**PROBLEM DETAILS:** Please retype the data in full and exactly; the pictures are not part of the copy.

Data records
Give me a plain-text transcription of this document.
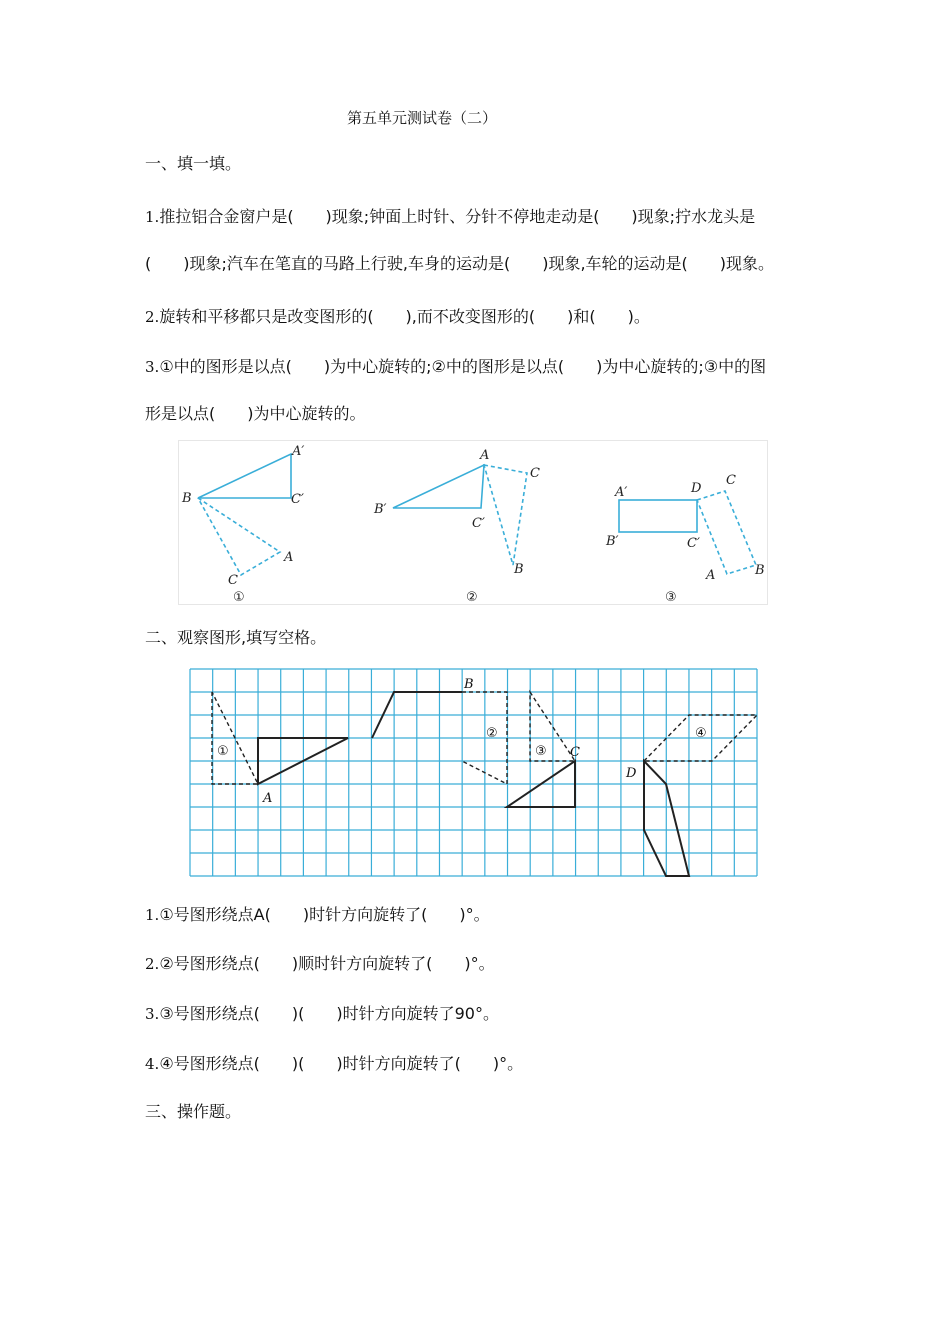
第五单元测试卷（二）
一、填一填。
1.推拉铝合金窗户是(　　)现象;钟面上时针、分针不停地走动是(　　)现象;拧水龙头是
(　　)现象;汽车在笔直的马路上行驶,车身的运动是(　　)现象,车轮的运动是(　　)现象。
2.旋转和平移都只是改变图形的(　　),而不改变图形的(　　)和(　　)。
3.①中的图形是以点(　　)为中心旋转的;②中的图形是以点(　　)为中心旋转的;③中的图
形是以点(　　)为中心旋转的。
A′
B	C′
A
C
①
A
C
B′
C′
B
②
A′	D
C
B′	C′
A	B
③
二、观察图形,填写空格。
①
A
B
②
③ C
④
D
1.①号图形绕点A(　　)时针方向旋转了(　　)°。
2.②号图形绕点(　　)顺时针方向旋转了(　　)°。
3.③号图形绕点(　　)(　　)时针方向旋转了90°。
4.④号图形绕点(　　)(　　)时针方向旋转了(　　)°。
三、操作题。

**OUTPUT FOR THIS EXERCISE:**
Give me a plain-text transcription of this document.
第五单元测试卷（二）
一、填一填。
1.推拉铝合金窗户是(　　)现象;钟面上时针、分针不停地走动是(　　)现象;拧水龙头是
(　　)现象;汽车在笔直的马路上行驶,车身的运动是(　　)现象,车轮的运动是(　　)现象。
2.旋转和平移都只是改变图形的(　　),而不改变图形的(　　)和(　　)。
3.①中的图形是以点(　　)为中心旋转的;②中的图形是以点(　　)为中心旋转的;③中的图
形是以点(　　)为中心旋转的。
A′
B	C′
A
C
①
A
C
B′
C′
B
②
A′	D
C
B′	C′
A	B
③
二、观察图形,填写空格。
①
A
B
②
③ C
④
D
1.①号图形绕点A(　　)时针方向旋转了(　　)°。
2.②号图形绕点(　　)顺时针方向旋转了(　　)°。
3.③号图形绕点(　　)(　　)时针方向旋转了90°。
4.④号图形绕点(　　)(　　)时针方向旋转了(　　)°。
三、操作题。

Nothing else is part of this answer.